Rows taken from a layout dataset
════════════════════

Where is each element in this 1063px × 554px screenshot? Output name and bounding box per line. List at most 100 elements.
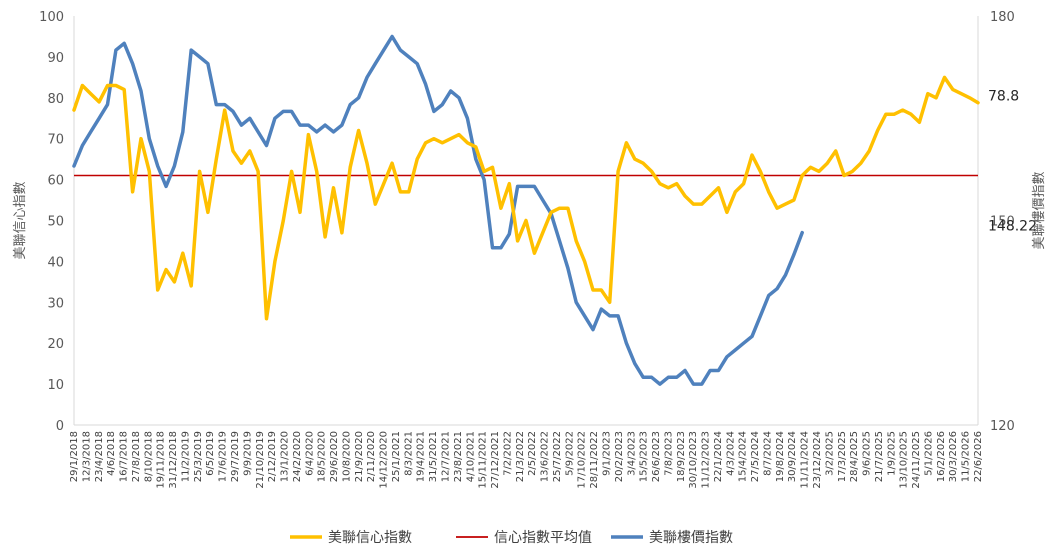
series-line-price [72, 34, 804, 386]
x-tick-label: 21/3/2022 [515, 431, 526, 482]
x-tick-label: 4/6/2018 [106, 431, 117, 476]
x-tick-label: 29/7/2019 [230, 431, 241, 482]
y-axis-right: 120 150 180 [990, 10, 1015, 434]
y-tick-label: 10 [47, 378, 64, 393]
x-tick-label: 6/5/2019 [205, 431, 216, 476]
x-tick-label: 18/5/2020 [317, 431, 328, 482]
x-tick-label: 11/11/2024 [800, 431, 811, 489]
x-tick-label: 13/6/2022 [540, 431, 551, 482]
y-axis-left-title: 美聯信心指數 [13, 181, 28, 259]
x-tick-label: 22/6/2026 [973, 431, 984, 482]
x-tick-label: 2/5/2022 [527, 431, 538, 476]
x-tick-label: 31/12/2018 [168, 431, 179, 489]
y-tick-label: 80 [47, 92, 64, 107]
x-tick-label: 31/5/2021 [428, 431, 439, 482]
end-labels: 78.8 148.22 [988, 89, 1037, 235]
x-tick-label: 8/3/2021 [403, 431, 414, 476]
x-tick-label: 9/1/2023 [601, 431, 612, 476]
x-tick-label: 10/8/2020 [341, 431, 352, 482]
x-tick-label: 20/2/2023 [614, 431, 625, 482]
y-tick-label: 50 [47, 215, 64, 230]
y-axis-right-title: 美聯樓價指數 [1032, 171, 1047, 249]
end-label-price: 148.22 [988, 219, 1037, 235]
x-tick-label: 9/9/2019 [242, 431, 253, 476]
legend-label-confidence: 美聯信心指數 [328, 530, 412, 546]
x-tick-label: 3/4/2023 [626, 431, 637, 476]
x-tick-label: 27/5/2024 [750, 431, 761, 482]
y-axis-left: 0 10 20 30 40 50 60 70 80 90 100 [39, 10, 64, 434]
x-tick-label: 27/12/2021 [490, 431, 501, 489]
x-tick-label: 2/11/2020 [366, 431, 377, 482]
x-tick-label: 4/10/2021 [465, 431, 476, 482]
x-tick-label: 25/1/2021 [391, 431, 402, 482]
x-tick-label: 1/9/2025 [886, 431, 897, 476]
x-tick-label: 25/7/2022 [552, 431, 563, 482]
x-tick-label: 13/1/2020 [280, 431, 291, 482]
x-tick-label: 11/5/2026 [961, 431, 972, 482]
x-tick-label: 24/2/2020 [292, 431, 303, 482]
plot-area [73, 16, 979, 426]
x-tick-label: 26/6/2023 [651, 431, 662, 482]
x-tick-label: 30/3/2026 [948, 431, 959, 482]
x-tick-label: 30/9/2024 [787, 431, 798, 482]
x-tick-label: 15/4/2024 [738, 431, 749, 482]
x-tick-label: 21/9/2020 [354, 431, 365, 482]
x-tick-label: 28/11/2022 [589, 431, 600, 489]
x-tick-label: 19/4/2021 [416, 431, 427, 482]
x-tick-label: 5/1/2026 [923, 431, 934, 476]
x-tick-label: 23/4/2018 [94, 431, 105, 482]
x-tick-label: 23/8/2021 [453, 431, 464, 482]
y-tick-label: 100 [39, 10, 64, 25]
y-tick-label: 90 [47, 51, 64, 66]
x-tick-label: 7/8/2023 [663, 431, 674, 476]
x-tick-label: 7/2/2022 [502, 431, 513, 476]
x-tick-label: 13/10/2025 [899, 431, 910, 489]
y-tick-label: 20 [47, 337, 64, 352]
x-tick-label: 27/8/2018 [131, 431, 142, 482]
x-tick-label: 29/1/2018 [69, 431, 80, 482]
x-tick-label: 21/10/2019 [255, 431, 266, 489]
x-tick-label: 5/9/2022 [564, 431, 575, 476]
legend: 美聯信心指數 信心指數平均值 美聯樓價指數 [290, 529, 733, 546]
legend-label-average: 信心指數平均值 [494, 530, 592, 546]
x-tick-label: 9/6/2025 [862, 431, 873, 476]
x-tick-label: 17/6/2019 [218, 431, 229, 482]
x-tick-label: 29/6/2020 [329, 431, 340, 482]
x-tick-label: 30/10/2023 [688, 431, 699, 489]
series-layer [72, 34, 980, 386]
y-tick-label: 70 [47, 133, 64, 148]
x-tick-label: 2/12/2019 [267, 431, 278, 482]
y-tick-label: 30 [47, 296, 64, 311]
end-label-confidence: 78.8 [988, 89, 1019, 105]
x-tick-label: 16/2/2026 [936, 431, 947, 482]
y-tick-label: 60 [47, 174, 64, 189]
legend-label-price: 美聯樓價指數 [649, 529, 733, 546]
y-tick-label: 40 [47, 255, 64, 270]
x-tick-label: 21/7/2025 [874, 431, 885, 482]
x-tick-label: 11/12/2023 [701, 431, 712, 489]
x-tick-label: 12/7/2021 [441, 431, 452, 482]
x-tick-label: 16/7/2018 [119, 431, 130, 482]
y2-tick-label: 150 [990, 215, 1015, 230]
y2-tick-label: 180 [990, 10, 1015, 25]
x-tick-label: 3/2/2025 [824, 431, 835, 476]
y2-tick-label: 120 [990, 419, 1015, 434]
x-tick-label: 15/11/2021 [478, 431, 489, 489]
x-tick-label: 8/10/2018 [143, 431, 154, 482]
series-line-confidence [72, 75, 980, 321]
x-axis: 29/1/2018 12/3/2018 23/4/2018 4/6/2018 16/7/… [69, 431, 984, 489]
x-tick-label: 17/3/2025 [837, 431, 848, 482]
x-tick-label: 15/5/2023 [639, 431, 650, 482]
y-tick-label: 0 [56, 419, 64, 434]
x-tick-label: 28/4/2025 [849, 431, 860, 482]
x-tick-label: 25/3/2019 [193, 431, 204, 482]
x-tick-label: 19/8/2024 [775, 431, 786, 482]
x-tick-label: 14/12/2020 [379, 431, 390, 489]
x-tick-label: 22/1/2024 [713, 431, 724, 482]
x-tick-label: 12/3/2018 [81, 431, 92, 482]
x-tick-label: 24/11/2025 [911, 431, 922, 489]
x-tick-label: 17/10/2022 [577, 431, 588, 489]
x-tick-label: 11/2/2019 [180, 431, 191, 482]
x-tick-label: 8/7/2024 [762, 431, 773, 476]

════════════════════

Problem requirements — Reproduce all of the data above line for line, leaving out the pictures.

Result of this task —
Where is each element in this 1063px × 554px screenshot? Output name and bounding box per line. List at most 100 elements.
series-line-price [72, 34, 804, 386]
x-tick-label: 21/3/2022 [515, 431, 526, 482]
x-tick-label: 4/6/2018 [106, 431, 117, 476]
x-tick-label: 29/7/2019 [230, 431, 241, 482]
y-axis-right: 120 150 180 [990, 10, 1015, 434]
y-tick-label: 10 [47, 378, 64, 393]
x-tick-label: 6/5/2019 [205, 431, 216, 476]
x-tick-label: 18/5/2020 [317, 431, 328, 482]
x-tick-label: 11/11/2024 [800, 431, 811, 489]
x-tick-label: 13/6/2022 [540, 431, 551, 482]
y-axis-left-title: 美聯信心指數 [13, 181, 28, 259]
x-tick-label: 22/6/2026 [973, 431, 984, 482]
x-tick-label: 2/5/2022 [527, 431, 538, 476]
x-tick-label: 31/12/2018 [168, 431, 179, 489]
y-tick-label: 80 [47, 92, 64, 107]
x-tick-label: 31/5/2021 [428, 431, 439, 482]
end-labels: 78.8 148.22 [988, 89, 1037, 235]
x-tick-label: 8/3/2021 [403, 431, 414, 476]
x-tick-label: 9/1/2023 [601, 431, 612, 476]
x-tick-label: 10/8/2020 [341, 431, 352, 482]
x-tick-label: 20/2/2023 [614, 431, 625, 482]
y-tick-label: 50 [47, 215, 64, 230]
y-axis-right-title: 美聯樓價指數 [1032, 171, 1047, 249]
end-label-price: 148.22 [988, 219, 1037, 235]
x-tick-label: 9/9/2019 [242, 431, 253, 476]
legend-label-confidence: 美聯信心指數 [328, 530, 412, 546]
x-tick-label: 3/4/2023 [626, 431, 637, 476]
x-tick-label: 27/5/2024 [750, 431, 761, 482]
y-axis-left: 0 10 20 30 40 50 60 70 80 90 100 [39, 10, 64, 434]
x-tick-label: 27/12/2021 [490, 431, 501, 489]
x-tick-label: 2/11/2020 [366, 431, 377, 482]
x-tick-label: 4/10/2021 [465, 431, 476, 482]
x-tick-label: 25/1/2021 [391, 431, 402, 482]
x-tick-label: 1/9/2025 [886, 431, 897, 476]
x-tick-label: 25/7/2022 [552, 431, 563, 482]
x-tick-label: 13/1/2020 [280, 431, 291, 482]
x-tick-label: 11/5/2026 [961, 431, 972, 482]
x-tick-label: 24/2/2020 [292, 431, 303, 482]
plot-area [73, 16, 979, 426]
x-tick-label: 26/6/2023 [651, 431, 662, 482]
x-tick-label: 30/3/2026 [948, 431, 959, 482]
x-tick-label: 30/9/2024 [787, 431, 798, 482]
x-tick-label: 15/4/2024 [738, 431, 749, 482]
x-tick-label: 21/9/2020 [354, 431, 365, 482]
x-tick-label: 28/11/2022 [589, 431, 600, 489]
x-tick-label: 19/4/2021 [416, 431, 427, 482]
x-tick-label: 5/1/2026 [923, 431, 934, 476]
x-tick-label: 23/4/2018 [94, 431, 105, 482]
x-tick-label: 23/8/2021 [453, 431, 464, 482]
y-tick-label: 100 [39, 10, 64, 25]
y-tick-label: 90 [47, 51, 64, 66]
x-tick-label: 7/8/2023 [663, 431, 674, 476]
x-tick-label: 7/2/2022 [502, 431, 513, 476]
x-tick-label: 13/10/2025 [899, 431, 910, 489]
y-tick-label: 20 [47, 337, 64, 352]
x-tick-label: 27/8/2018 [131, 431, 142, 482]
x-tick-label: 29/1/2018 [69, 431, 80, 482]
x-tick-label: 21/10/2019 [255, 431, 266, 489]
x-tick-label: 5/9/2022 [564, 431, 575, 476]
legend: 美聯信心指數 信心指數平均值 美聯樓價指數 [290, 529, 733, 546]
legend-label-average: 信心指數平均值 [494, 530, 592, 546]
x-tick-label: 9/6/2025 [862, 431, 873, 476]
x-tick-label: 17/6/2019 [218, 431, 229, 482]
x-tick-label: 29/6/2020 [329, 431, 340, 482]
x-tick-label: 30/10/2023 [688, 431, 699, 489]
series-layer [72, 34, 980, 386]
y-tick-label: 70 [47, 133, 64, 148]
x-tick-label: 2/12/2019 [267, 431, 278, 482]
y-tick-label: 30 [47, 296, 64, 311]
end-label-confidence: 78.8 [988, 89, 1019, 105]
x-tick-label: 16/2/2026 [936, 431, 947, 482]
y-tick-label: 60 [47, 174, 64, 189]
legend-label-price: 美聯樓價指數 [649, 529, 733, 546]
y-tick-label: 40 [47, 255, 64, 270]
x-tick-label: 21/7/2025 [874, 431, 885, 482]
x-tick-label: 11/12/2023 [701, 431, 712, 489]
x-tick-label: 12/7/2021 [441, 431, 452, 482]
x-tick-label: 16/7/2018 [119, 431, 130, 482]
y2-tick-label: 150 [990, 215, 1015, 230]
y2-tick-label: 180 [990, 10, 1015, 25]
x-tick-label: 3/2/2025 [824, 431, 835, 476]
y2-tick-label: 120 [990, 419, 1015, 434]
x-tick-label: 15/11/2021 [478, 431, 489, 489]
x-tick-label: 8/10/2018 [143, 431, 154, 482]
series-line-confidence [72, 75, 980, 321]
x-axis: 29/1/2018 12/3/2018 23/4/2018 4/6/2018 16/7/… [69, 431, 984, 489]
x-tick-label: 17/3/2025 [837, 431, 848, 482]
x-tick-label: 15/5/2023 [639, 431, 650, 482]
y-tick-label: 0 [56, 419, 64, 434]
x-tick-label: 28/4/2025 [849, 431, 860, 482]
x-tick-label: 25/3/2019 [193, 431, 204, 482]
x-tick-label: 19/8/2024 [775, 431, 786, 482]
x-tick-label: 14/12/2020 [379, 431, 390, 489]
x-tick-label: 22/1/2024 [713, 431, 724, 482]
x-tick-label: 12/3/2018 [81, 431, 92, 482]
x-tick-label: 24/11/2025 [911, 431, 922, 489]
x-tick-label: 17/10/2022 [577, 431, 588, 489]
x-tick-label: 11/2/2019 [180, 431, 191, 482]
x-tick-label: 8/7/2024 [762, 431, 773, 476]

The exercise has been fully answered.